**EXTRACTED ENTRIES**
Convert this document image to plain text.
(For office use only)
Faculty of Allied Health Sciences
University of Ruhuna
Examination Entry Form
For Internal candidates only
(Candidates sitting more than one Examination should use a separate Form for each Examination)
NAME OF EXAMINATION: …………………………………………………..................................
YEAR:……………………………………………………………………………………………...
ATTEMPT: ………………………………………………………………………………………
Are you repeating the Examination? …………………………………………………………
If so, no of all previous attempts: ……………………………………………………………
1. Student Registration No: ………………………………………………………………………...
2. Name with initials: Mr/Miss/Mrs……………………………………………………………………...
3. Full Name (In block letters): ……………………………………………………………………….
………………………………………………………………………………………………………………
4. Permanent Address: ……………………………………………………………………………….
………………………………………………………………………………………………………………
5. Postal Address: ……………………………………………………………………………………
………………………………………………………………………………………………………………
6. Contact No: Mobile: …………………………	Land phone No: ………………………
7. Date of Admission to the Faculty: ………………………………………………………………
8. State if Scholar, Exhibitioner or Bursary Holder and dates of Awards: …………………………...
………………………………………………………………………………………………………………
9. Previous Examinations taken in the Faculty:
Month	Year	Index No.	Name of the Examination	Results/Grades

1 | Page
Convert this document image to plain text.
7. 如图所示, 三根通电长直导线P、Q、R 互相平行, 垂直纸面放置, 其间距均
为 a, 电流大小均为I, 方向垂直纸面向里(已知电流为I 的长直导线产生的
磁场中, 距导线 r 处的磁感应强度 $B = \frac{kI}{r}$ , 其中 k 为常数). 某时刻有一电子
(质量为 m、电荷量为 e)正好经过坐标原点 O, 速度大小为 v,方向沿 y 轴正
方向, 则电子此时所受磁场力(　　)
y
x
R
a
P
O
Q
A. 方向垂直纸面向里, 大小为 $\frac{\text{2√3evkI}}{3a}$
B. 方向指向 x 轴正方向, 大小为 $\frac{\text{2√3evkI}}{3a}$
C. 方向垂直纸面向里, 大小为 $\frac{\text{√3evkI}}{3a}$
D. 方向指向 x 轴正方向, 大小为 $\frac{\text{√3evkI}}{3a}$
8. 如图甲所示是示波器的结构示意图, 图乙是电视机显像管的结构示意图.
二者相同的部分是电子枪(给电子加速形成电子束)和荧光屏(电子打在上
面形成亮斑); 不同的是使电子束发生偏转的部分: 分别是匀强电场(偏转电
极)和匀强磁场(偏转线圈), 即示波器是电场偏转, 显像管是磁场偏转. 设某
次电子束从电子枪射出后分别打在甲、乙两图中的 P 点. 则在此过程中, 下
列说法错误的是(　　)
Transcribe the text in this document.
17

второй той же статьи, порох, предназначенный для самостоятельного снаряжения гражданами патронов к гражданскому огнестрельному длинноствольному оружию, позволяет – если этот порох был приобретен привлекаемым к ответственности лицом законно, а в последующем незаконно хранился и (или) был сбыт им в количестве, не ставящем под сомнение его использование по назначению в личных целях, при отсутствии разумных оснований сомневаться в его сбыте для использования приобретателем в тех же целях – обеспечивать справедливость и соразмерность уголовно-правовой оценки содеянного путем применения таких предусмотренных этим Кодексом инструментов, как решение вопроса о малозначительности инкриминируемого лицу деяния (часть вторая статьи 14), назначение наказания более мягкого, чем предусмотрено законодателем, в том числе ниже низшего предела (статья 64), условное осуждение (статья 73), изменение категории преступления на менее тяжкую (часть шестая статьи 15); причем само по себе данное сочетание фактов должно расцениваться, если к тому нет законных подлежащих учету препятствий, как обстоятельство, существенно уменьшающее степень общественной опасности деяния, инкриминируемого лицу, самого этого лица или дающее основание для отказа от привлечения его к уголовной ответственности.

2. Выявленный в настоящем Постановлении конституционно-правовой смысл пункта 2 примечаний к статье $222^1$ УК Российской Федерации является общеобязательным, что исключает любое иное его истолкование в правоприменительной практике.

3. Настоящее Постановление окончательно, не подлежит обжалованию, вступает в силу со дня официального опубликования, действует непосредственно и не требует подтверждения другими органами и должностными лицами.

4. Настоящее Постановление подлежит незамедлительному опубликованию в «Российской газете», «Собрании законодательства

**PROBLEM REQUIREMENTS**
Faithfully copy every entry, leaving nothing out.

**SOLUTION**
Convert this document image to plain text.
(For office use only)
Faculty of Allied Health Sciences
University of Ruhuna
Examination Entry Form
For Internal candidates only
(Candidates sitting more than one Examination should use a separate Form for each Examination)
NAME OF EXAMINATION: …………………………………………………..................................
YEAR:……………………………………………………………………………………………...
ATTEMPT: ………………………………………………………………………………………
Are you repeating the Examination? …………………………………………………………
If so, no of all previous attempts: ……………………………………………………………
1. Student Registration No: ………………………………………………………………………...
2. Name with initials: Mr/Miss/Mrs……………………………………………………………………...
3. Full Name (In block letters): ……………………………………………………………………….
………………………………………………………………………………………………………………
4. Permanent Address: ……………………………………………………………………………….
………………………………………………………………………………………………………………
5. Postal Address: ……………………………………………………………………………………
………………………………………………………………………………………………………………
6. Contact No: Mobile: …………………………	Land phone No: ………………………
7. Date of Admission to the Faculty: ………………………………………………………………
8. State if Scholar, Exhibitioner or Bursary Holder and dates of Awards: …………………………...
………………………………………………………………………………………………………………
9. Previous Examinations taken in the Faculty:
Month	Year	Index No.	Name of the Examination	Results/Grades

1 | Page
Convert this document image to plain text.
7. 如图所示, 三根通电长直导线P、Q、R 互相平行, 垂直纸面放置, 其间距均
为 a, 电流大小均为I, 方向垂直纸面向里(已知电流为I 的长直导线产生的
磁场中, 距导线 r 处的磁感应强度 $B = \frac{kI}{r}$ , 其中 k 为常数). 某时刻有一电子
(质量为 m、电荷量为 e)正好经过坐标原点 O, 速度大小为 v,方向沿 y 轴正
方向, 则电子此时所受磁场力(　　)
y
x
R
a
P
O
Q
A. 方向垂直纸面向里, 大小为 $\frac{\text{2√3evkI}}{3a}$
B. 方向指向 x 轴正方向, 大小为 $\frac{\text{2√3evkI}}{3a}$
C. 方向垂直纸面向里, 大小为 $\frac{\text{√3evkI}}{3a}$
D. 方向指向 x 轴正方向, 大小为 $\frac{\text{√3evkI}}{3a}$
8. 如图甲所示是示波器的结构示意图, 图乙是电视机显像管的结构示意图.
二者相同的部分是电子枪(给电子加速形成电子束)和荧光屏(电子打在上
面形成亮斑); 不同的是使电子束发生偏转的部分: 分别是匀强电场(偏转电
极)和匀强磁场(偏转线圈), 即示波器是电场偏转, 显像管是磁场偏转. 设某
次电子束从电子枪射出后分别打在甲、乙两图中的 P 点. 则在此过程中, 下
列说法错误的是(　　)
Transcribe the text in this document.
17

второй той же статьи, порох, предназначенный для самостоятельного снаряжения гражданами патронов к гражданскому огнестрельному длинноствольному оружию, позволяет – если этот порох был приобретен привлекаемым к ответственности лицом законно, а в последующем незаконно хранился и (или) был сбыт им в количестве, не ставящем под сомнение его использование по назначению в личных целях, при отсутствии разумных оснований сомневаться в его сбыте для использования приобретателем в тех же целях – обеспечивать справедливость и соразмерность уголовно-правовой оценки содеянного путем применения таких предусмотренных этим Кодексом инструментов, как решение вопроса о малозначительности инкриминируемого лицу деяния (часть вторая статьи 14), назначение наказания более мягкого, чем предусмотрено законодателем, в том числе ниже низшего предела (статья 64), условное осуждение (статья 73), изменение категории преступления на менее тяжкую (часть шестая статьи 15); причем само по себе данное сочетание фактов должно расцениваться, если к тому нет законных подлежащих учету препятствий, как обстоятельство, существенно уменьшающее степень общественной опасности деяния, инкриминируемого лицу, самого этого лица или дающее основание для отказа от привлечения его к уголовной ответственности.

2. Выявленный в настоящем Постановлении конституционно-правовой смысл пункта 2 примечаний к статье $222^1$ УК Российской Федерации является общеобязательным, что исключает любое иное его истолкование в правоприменительной практике.

3. Настоящее Постановление окончательно, не подлежит обжалованию, вступает в силу со дня официального опубликования, действует непосредственно и не требует подтверждения другими органами и должностными лицами.

4. Настоящее Постановление подлежит незамедлительному опубликованию в «Российской газете», «Собрании законодательства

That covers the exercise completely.